**TO DO:**
Lines containing "Springer" are to be counted. Give the number and nothing more.

**DATA IN THIS EXERCISE:**

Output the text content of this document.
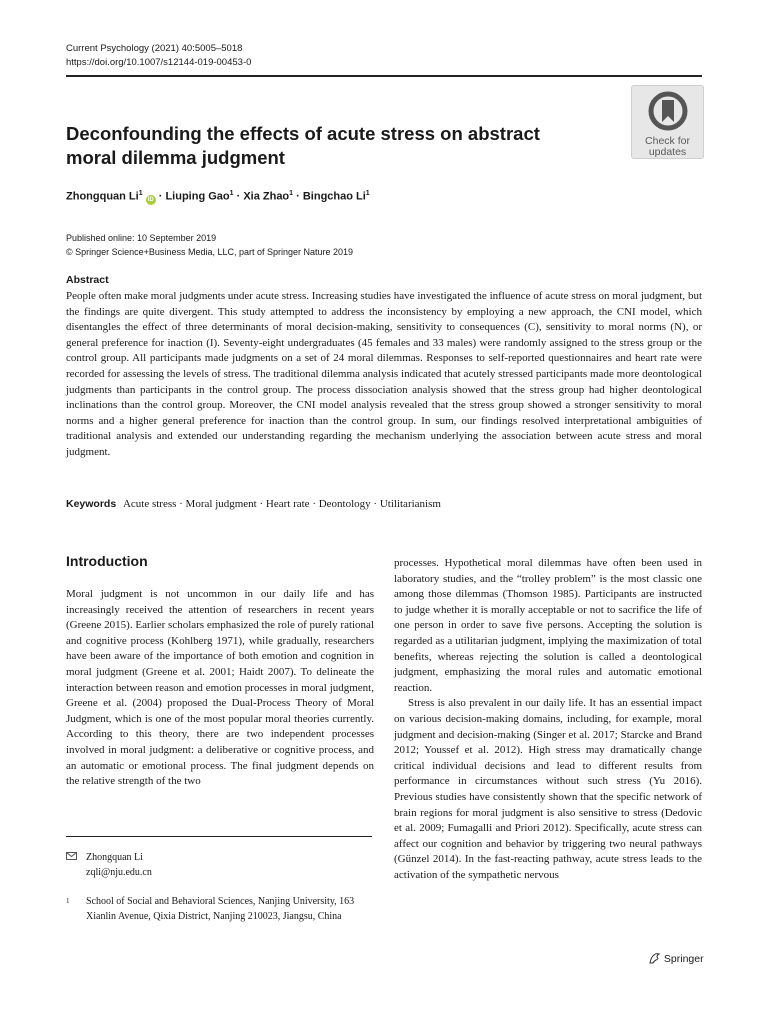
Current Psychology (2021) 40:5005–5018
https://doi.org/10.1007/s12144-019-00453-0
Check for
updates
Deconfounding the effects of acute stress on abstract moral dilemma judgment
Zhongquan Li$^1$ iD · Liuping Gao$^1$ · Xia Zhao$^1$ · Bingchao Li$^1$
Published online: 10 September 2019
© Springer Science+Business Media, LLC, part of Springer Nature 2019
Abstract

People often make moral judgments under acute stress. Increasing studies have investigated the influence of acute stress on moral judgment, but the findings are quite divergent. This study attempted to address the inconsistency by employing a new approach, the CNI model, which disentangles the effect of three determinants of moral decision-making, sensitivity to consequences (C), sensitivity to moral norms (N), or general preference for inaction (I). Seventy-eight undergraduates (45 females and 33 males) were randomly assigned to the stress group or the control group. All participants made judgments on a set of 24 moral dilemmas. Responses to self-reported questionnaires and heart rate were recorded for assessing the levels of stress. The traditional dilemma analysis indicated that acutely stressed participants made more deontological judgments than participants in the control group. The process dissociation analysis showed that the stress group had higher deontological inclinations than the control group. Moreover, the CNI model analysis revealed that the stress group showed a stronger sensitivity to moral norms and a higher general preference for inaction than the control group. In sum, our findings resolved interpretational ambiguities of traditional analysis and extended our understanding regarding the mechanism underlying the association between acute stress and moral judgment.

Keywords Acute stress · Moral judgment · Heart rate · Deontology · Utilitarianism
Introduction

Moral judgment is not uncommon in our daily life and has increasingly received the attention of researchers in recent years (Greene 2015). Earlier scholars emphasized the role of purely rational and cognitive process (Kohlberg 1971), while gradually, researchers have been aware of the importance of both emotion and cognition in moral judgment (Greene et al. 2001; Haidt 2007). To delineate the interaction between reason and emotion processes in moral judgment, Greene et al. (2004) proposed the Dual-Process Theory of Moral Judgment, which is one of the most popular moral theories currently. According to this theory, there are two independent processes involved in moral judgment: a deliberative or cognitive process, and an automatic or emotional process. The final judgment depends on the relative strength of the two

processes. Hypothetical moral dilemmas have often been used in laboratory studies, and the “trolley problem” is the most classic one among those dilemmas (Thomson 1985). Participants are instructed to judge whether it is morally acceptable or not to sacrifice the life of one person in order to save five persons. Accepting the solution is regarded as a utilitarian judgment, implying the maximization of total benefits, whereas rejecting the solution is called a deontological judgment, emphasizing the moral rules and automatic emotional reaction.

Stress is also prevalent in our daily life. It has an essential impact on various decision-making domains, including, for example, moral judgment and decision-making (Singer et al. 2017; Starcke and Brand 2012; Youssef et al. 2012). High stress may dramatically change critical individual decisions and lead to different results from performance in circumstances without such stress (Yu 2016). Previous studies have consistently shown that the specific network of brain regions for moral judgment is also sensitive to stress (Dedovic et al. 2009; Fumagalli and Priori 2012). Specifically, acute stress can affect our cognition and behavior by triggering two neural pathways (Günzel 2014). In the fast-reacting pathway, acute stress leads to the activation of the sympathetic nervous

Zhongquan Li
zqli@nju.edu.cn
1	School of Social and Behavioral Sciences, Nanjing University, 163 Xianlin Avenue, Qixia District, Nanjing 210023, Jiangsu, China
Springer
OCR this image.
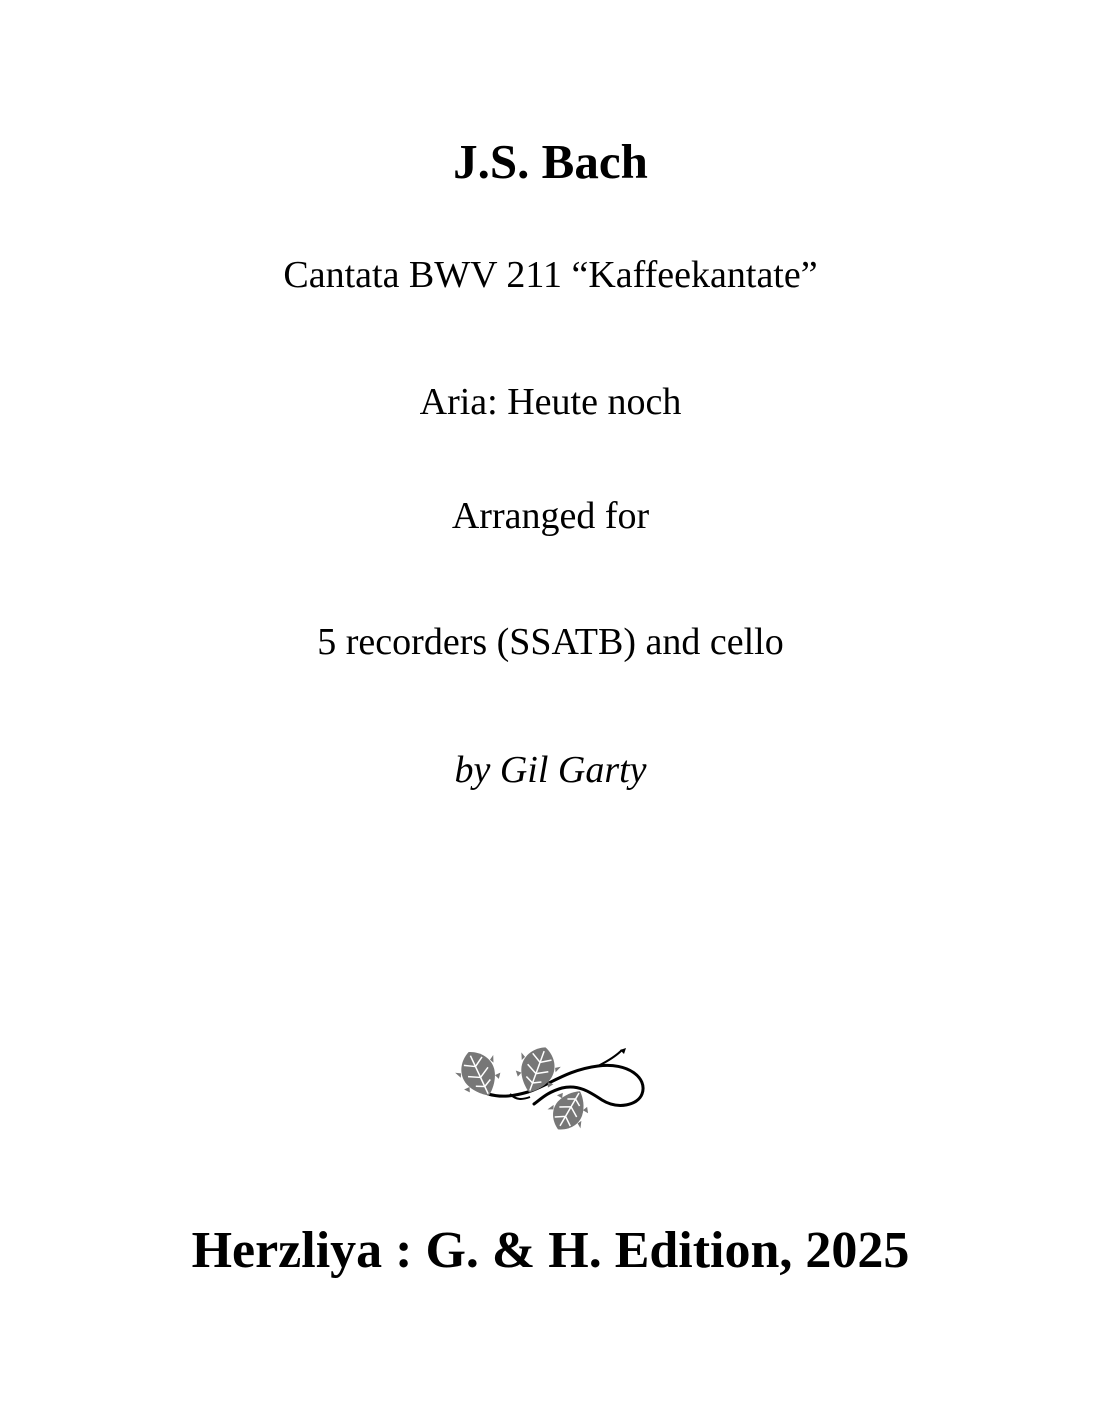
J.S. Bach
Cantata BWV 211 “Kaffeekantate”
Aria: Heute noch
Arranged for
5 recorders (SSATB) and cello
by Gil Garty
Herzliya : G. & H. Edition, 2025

**SOLUTION:**
2